Saved data entries.
┄┄┄┄┄┄┄┄┄┄┄┄┄┄┄┄┄┄┄┄

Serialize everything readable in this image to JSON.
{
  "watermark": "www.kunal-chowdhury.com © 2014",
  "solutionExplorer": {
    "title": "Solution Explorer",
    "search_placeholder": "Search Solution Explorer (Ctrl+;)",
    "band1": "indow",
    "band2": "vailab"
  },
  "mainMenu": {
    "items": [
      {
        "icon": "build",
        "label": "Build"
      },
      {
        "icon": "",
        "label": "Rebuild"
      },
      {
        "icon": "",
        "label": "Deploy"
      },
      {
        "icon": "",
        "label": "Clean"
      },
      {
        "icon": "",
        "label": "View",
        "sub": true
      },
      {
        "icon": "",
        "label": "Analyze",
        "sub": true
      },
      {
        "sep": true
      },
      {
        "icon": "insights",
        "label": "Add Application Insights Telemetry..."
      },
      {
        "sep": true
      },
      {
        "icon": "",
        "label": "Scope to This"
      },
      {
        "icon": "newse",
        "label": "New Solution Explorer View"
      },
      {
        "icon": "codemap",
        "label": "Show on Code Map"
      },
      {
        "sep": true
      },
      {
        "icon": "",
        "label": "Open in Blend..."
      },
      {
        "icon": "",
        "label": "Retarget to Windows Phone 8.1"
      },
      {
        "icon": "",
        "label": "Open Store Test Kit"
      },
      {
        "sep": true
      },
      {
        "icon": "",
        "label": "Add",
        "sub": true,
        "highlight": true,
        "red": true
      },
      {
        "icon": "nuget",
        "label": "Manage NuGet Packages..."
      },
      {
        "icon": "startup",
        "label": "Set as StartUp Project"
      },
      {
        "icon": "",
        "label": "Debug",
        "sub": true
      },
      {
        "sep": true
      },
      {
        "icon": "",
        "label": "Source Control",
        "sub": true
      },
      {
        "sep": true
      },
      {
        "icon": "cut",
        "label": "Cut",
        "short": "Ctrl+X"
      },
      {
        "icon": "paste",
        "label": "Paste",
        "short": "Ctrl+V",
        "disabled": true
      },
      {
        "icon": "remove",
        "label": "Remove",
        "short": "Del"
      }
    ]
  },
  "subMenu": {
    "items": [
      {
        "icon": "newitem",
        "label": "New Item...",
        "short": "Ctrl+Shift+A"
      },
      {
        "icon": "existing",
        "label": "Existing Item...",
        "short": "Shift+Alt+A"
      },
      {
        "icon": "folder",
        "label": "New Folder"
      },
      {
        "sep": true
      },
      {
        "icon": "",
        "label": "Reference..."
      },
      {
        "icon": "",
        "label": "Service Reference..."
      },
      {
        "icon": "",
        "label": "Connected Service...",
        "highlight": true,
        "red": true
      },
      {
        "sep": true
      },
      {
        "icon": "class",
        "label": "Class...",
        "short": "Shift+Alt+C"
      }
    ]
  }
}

┄┄┄┄┄┄┄┄┄┄┄┄┄┄┄┄┄┄┄┄

Instruction.
Look through the entries above and report each line where the string "Ctrl" occurs.

Correct output.
    "search_placeholder": "Search Solution Explorer (Ctrl+;)",
        "short": "Ctrl+X"
        "short": "Ctrl+V",
        "short": "Ctrl+Shift+A"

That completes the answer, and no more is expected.